Listing.
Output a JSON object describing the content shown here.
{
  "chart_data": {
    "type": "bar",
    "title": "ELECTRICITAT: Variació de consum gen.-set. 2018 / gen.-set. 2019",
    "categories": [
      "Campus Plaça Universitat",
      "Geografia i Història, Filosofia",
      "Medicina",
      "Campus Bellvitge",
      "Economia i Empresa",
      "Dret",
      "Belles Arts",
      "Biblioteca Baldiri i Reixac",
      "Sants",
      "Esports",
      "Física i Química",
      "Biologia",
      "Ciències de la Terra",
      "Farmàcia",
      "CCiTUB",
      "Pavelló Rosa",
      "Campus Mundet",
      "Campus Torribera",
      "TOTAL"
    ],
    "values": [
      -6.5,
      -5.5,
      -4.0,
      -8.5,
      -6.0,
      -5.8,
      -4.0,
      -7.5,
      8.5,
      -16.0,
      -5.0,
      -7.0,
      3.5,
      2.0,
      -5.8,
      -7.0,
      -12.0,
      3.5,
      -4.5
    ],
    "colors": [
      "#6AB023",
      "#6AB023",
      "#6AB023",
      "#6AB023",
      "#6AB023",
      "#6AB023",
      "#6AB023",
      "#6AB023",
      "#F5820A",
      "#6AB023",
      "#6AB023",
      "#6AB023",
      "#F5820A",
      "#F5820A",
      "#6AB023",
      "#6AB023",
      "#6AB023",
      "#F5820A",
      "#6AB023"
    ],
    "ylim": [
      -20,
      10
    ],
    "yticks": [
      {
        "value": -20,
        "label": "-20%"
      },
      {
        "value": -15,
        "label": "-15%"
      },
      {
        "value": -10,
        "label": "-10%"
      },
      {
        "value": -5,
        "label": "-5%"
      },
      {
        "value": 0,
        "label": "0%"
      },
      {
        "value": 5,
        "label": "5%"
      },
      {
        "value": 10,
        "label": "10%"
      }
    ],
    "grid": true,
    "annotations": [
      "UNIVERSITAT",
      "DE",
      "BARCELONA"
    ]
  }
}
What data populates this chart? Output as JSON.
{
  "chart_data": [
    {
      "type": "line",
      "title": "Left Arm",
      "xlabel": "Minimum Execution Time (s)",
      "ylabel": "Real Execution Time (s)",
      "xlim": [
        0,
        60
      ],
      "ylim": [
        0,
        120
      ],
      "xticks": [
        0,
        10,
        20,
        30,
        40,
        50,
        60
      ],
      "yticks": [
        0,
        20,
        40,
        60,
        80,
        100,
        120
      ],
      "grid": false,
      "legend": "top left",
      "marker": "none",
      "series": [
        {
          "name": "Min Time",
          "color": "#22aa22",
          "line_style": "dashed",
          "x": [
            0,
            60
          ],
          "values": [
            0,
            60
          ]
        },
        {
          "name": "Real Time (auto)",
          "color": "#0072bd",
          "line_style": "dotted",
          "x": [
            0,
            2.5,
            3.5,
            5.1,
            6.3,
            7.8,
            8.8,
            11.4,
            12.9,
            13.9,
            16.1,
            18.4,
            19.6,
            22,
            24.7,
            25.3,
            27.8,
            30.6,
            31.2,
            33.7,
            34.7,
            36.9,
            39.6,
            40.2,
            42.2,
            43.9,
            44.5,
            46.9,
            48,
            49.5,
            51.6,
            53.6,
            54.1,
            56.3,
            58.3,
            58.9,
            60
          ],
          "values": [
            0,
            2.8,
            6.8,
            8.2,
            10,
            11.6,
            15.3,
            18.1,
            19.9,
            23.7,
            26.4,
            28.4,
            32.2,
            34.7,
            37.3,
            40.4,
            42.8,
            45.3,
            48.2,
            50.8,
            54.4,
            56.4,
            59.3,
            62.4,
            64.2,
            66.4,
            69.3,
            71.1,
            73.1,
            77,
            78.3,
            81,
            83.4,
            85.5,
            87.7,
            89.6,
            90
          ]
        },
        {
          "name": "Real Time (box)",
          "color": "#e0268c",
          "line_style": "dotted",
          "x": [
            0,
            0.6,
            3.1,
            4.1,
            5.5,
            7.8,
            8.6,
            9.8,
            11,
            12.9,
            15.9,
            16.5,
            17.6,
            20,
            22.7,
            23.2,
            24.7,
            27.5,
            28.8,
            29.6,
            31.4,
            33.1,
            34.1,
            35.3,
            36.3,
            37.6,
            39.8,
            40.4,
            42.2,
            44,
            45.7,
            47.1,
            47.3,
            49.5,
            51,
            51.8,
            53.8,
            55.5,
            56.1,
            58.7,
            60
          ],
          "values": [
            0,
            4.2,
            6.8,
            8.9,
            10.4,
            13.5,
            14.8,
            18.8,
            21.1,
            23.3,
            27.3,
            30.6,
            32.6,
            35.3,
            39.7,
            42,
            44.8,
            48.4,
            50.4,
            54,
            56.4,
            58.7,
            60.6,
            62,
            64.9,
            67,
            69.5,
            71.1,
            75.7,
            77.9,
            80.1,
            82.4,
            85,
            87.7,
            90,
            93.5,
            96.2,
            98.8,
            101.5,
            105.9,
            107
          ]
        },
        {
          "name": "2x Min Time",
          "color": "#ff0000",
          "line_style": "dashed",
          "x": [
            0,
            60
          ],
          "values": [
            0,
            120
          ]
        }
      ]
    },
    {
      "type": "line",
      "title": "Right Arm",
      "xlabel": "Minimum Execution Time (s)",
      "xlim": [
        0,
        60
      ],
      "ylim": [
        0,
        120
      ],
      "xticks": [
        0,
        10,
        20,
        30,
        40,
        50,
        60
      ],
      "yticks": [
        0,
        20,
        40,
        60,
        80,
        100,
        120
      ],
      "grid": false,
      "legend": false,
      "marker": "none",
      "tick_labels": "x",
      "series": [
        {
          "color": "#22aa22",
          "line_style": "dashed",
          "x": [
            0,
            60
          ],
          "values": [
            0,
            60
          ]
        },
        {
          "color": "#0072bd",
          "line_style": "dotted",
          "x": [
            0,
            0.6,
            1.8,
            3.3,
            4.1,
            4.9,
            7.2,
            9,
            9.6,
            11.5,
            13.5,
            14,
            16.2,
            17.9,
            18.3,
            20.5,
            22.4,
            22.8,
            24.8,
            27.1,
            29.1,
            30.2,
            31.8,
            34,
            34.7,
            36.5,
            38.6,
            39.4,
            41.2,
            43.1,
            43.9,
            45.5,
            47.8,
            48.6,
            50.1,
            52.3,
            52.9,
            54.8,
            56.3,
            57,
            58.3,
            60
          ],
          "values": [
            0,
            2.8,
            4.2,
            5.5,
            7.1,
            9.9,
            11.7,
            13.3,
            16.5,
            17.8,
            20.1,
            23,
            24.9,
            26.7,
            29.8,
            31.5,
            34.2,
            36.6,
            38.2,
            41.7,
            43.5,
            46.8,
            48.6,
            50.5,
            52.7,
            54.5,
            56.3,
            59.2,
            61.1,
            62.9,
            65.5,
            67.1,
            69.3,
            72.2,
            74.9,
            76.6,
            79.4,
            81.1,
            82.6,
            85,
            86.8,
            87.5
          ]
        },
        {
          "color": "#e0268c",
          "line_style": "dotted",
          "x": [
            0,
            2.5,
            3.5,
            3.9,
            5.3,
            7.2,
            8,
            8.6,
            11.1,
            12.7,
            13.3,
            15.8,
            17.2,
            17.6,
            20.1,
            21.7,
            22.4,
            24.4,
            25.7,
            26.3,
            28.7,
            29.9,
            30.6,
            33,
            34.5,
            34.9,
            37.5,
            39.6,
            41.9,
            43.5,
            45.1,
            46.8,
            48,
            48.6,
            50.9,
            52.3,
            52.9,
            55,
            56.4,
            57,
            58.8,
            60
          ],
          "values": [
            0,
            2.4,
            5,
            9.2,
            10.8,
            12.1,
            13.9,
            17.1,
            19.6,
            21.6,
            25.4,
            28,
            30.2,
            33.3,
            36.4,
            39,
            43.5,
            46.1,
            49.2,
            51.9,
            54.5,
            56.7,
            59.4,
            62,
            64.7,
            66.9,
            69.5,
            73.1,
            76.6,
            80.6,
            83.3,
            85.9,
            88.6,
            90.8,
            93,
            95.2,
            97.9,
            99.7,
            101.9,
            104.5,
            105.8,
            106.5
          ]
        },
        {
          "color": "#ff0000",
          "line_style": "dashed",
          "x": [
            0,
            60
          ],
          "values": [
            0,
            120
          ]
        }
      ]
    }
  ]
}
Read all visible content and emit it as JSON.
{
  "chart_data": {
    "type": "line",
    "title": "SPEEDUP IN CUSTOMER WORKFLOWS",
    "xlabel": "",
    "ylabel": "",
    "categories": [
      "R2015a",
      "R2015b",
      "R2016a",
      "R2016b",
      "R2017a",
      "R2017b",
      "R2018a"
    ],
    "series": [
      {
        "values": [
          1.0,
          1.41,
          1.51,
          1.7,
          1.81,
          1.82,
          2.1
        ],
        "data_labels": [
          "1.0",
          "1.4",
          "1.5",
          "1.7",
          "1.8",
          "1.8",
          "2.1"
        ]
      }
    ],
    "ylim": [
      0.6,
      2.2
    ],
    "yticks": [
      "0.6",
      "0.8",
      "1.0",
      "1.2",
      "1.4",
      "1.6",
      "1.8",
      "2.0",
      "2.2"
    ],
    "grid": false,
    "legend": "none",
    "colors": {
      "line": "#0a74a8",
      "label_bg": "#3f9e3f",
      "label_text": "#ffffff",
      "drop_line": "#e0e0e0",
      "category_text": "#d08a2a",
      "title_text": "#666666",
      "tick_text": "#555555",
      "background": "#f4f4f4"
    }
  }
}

Task details.
Beginning at the line that holds "Read all visible content and emit it as JSON.", write out word for word each line through the end of the records.

Right answer.
Read all visible content and emit it as JSON.
{
  "chart_data": {
    "type": "line",
    "title": "SPEEDUP IN CUSTOMER WORKFLOWS",
    "xlabel": "",
    "ylabel": "",
    "categories": [
      "R2015a",
      "R2015b",
      "R2016a",
      "R2016b",
      "R2017a",
      "R2017b",
      "R2018a"
    ],
    "series": [
      {
        "values": [
          1.0,
          1.41,
          1.51,
          1.7,
          1.81,
          1.82,
          2.1
        ],
        "data_labels": [
          "1.0",
          "1.4",
          "1.5",
          "1.7",
          "1.8",
          "1.8",
          "2.1"
        ]
      }
    ],
    "ylim": [
      0.6,
      2.2
    ],
    "yticks": [
      "0.6",
      "0.8",
      "1.0",
      "1.2",
      "1.4",
      "1.6",
      "1.8",
      "2.0",
      "2.2"
    ],
    "grid": false,
    "legend": "none",
    "colors": {
      "line": "#0a74a8",
      "label_bg": "#3f9e3f",
      "label_text": "#ffffff",
      "drop_line": "#e0e0e0",
      "category_text": "#d08a2a",
      "title_text": "#666666",
      "tick_text": "#555555",
      "background": "#f4f4f4"
    }
  }
}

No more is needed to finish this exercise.